Document text =>
• • •

The outcome of this generation situation is that NEM spot prices are sometimes very high, when wind is low. The fossil fuel-fired power stations are uneconomic due to low capacity factors forced by significant priority input of wind generation, coupled with low prices in the wholesale market when (subsidised) wind is abundant. Several have therefore closed down, and a further 770 MWe of gas-fired plant is due to close in 2017. Gas prices are rising due to several factors, which acutely compounds the SA dilemma.
Following winter price spikes in 2015, AEMO commissioned a report by Frontier Economics, which said that the reason was a low level of wind generation at the time. “As has been long predicted, increasing penetration of wind, and its inherent intermittency, appears to be primarily responsible for the (price spike) events. While the events have coincided with relatively high demand conditions in South Australia and some minor restrictions on imports of electricity from Victoria, low wind production levels are the key common feature of every event. The market response at such times has been to offer higher-priced capacity to the market, leading to high prices, just as the National Electricity Market was designed to do under conditions of scarcity.”

• • •

Provided data =>
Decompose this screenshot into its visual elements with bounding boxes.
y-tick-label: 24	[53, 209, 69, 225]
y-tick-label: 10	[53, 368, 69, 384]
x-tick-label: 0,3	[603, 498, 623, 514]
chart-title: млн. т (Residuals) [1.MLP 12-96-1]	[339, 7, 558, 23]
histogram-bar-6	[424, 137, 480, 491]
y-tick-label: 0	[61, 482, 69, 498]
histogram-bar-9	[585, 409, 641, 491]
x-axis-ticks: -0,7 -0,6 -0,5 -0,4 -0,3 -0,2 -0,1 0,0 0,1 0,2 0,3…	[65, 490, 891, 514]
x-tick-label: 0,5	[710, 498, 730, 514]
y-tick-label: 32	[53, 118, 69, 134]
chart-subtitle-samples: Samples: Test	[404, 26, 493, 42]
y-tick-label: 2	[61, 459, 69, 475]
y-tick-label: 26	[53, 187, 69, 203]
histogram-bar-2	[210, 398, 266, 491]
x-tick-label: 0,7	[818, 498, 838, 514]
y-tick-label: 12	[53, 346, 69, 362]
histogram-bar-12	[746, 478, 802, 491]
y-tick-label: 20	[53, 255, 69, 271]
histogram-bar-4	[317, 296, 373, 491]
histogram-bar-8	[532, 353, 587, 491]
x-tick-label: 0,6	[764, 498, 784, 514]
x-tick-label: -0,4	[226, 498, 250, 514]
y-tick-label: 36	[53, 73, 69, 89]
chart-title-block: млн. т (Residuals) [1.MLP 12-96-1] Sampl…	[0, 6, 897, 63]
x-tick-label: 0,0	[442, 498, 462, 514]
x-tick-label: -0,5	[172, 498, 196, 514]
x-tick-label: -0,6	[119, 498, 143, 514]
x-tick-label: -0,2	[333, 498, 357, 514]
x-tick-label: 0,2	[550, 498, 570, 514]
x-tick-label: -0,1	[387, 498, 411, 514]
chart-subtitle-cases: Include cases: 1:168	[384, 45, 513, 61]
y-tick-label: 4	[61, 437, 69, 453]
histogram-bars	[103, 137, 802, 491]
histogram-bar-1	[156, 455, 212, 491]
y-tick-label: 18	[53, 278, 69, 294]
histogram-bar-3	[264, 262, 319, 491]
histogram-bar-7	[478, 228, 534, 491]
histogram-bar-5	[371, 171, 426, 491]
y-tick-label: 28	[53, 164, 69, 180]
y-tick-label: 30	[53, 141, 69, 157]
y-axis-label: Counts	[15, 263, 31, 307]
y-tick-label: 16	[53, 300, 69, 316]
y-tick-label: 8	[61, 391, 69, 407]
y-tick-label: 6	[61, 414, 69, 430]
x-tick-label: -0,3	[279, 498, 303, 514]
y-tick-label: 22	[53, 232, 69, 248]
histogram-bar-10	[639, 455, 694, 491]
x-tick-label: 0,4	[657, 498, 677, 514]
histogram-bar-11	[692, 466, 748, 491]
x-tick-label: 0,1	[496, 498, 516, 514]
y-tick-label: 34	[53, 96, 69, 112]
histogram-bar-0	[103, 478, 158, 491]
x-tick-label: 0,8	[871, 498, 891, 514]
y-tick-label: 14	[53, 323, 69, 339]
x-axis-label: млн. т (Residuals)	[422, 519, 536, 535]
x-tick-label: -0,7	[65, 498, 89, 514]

• • •

In the text on South Australia's electricity market, which firm did AEMO commission to report on the 2015 winter price spikes?

Frontier Economics